→ Records that describe figures
________________________
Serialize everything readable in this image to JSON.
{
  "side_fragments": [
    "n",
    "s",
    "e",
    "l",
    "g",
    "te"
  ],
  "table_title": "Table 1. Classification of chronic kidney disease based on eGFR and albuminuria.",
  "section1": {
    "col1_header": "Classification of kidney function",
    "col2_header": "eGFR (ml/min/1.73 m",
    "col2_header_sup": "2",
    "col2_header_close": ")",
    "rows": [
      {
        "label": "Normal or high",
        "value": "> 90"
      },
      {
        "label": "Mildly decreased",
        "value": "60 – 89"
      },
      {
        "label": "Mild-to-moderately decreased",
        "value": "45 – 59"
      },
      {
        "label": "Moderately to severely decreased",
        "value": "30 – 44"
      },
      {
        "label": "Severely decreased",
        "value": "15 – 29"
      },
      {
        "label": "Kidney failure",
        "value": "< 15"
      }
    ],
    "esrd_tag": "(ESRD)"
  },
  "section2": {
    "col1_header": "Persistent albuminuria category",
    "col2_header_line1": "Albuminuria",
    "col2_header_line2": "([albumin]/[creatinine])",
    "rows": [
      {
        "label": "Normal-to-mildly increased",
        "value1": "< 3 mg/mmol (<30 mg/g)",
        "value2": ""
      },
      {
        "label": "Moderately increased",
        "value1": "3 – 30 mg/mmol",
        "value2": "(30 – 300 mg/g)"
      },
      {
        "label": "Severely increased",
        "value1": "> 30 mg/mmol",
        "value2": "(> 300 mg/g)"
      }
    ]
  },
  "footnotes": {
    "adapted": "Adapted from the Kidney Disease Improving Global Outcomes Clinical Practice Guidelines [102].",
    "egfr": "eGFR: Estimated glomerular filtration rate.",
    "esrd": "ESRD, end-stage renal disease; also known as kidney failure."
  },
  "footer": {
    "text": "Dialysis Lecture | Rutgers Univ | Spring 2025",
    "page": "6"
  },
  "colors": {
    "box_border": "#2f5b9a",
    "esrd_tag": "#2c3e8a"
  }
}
________________________
→ AIM OF THE TASK
Please output the complete data exactly.

→ THE SOLUTION
Serialize everything readable in this image to JSON.
{
  "side_fragments": [
    "n",
    "s",
    "e",
    "l",
    "g",
    "te"
  ],
  "table_title": "Table 1. Classification of chronic kidney disease based on eGFR and albuminuria.",
  "section1": {
    "col1_header": "Classification of kidney function",
    "col2_header": "eGFR (ml/min/1.73 m",
    "col2_header_sup": "2",
    "col2_header_close": ")",
    "rows": [
      {
        "label": "Normal or high",
        "value": "> 90"
      },
      {
        "label": "Mildly decreased",
        "value": "60 – 89"
      },
      {
        "label": "Mild-to-moderately decreased",
        "value": "45 – 59"
      },
      {
        "label": "Moderately to severely decreased",
        "value": "30 – 44"
      },
      {
        "label": "Severely decreased",
        "value": "15 – 29"
      },
      {
        "label": "Kidney failure",
        "value": "< 15"
      }
    ],
    "esrd_tag": "(ESRD)"
  },
  "section2": {
    "col1_header": "Persistent albuminuria category",
    "col2_header_line1": "Albuminuria",
    "col2_header_line2": "([albumin]/[creatinine])",
    "rows": [
      {
        "label": "Normal-to-mildly increased",
        "value1": "< 3 mg/mmol (<30 mg/g)",
        "value2": ""
      },
      {
        "label": "Moderately increased",
        "value1": "3 – 30 mg/mmol",
        "value2": "(30 – 300 mg/g)"
      },
      {
        "label": "Severely increased",
        "value1": "> 30 mg/mmol",
        "value2": "(> 300 mg/g)"
      }
    ]
  },
  "footnotes": {
    "adapted": "Adapted from the Kidney Disease Improving Global Outcomes Clinical Practice Guidelines [102].",
    "egfr": "eGFR: Estimated glomerular filtration rate.",
    "esrd": "ESRD, end-stage renal disease; also known as kidney failure."
  },
  "footer": {
    "text": "Dialysis Lecture | Rutgers Univ | Spring 2025",
    "page": "6"
  },
  "colors": {
    "box_border": "#2f5b9a",
    "esrd_tag": "#2c3e8a"
  }
}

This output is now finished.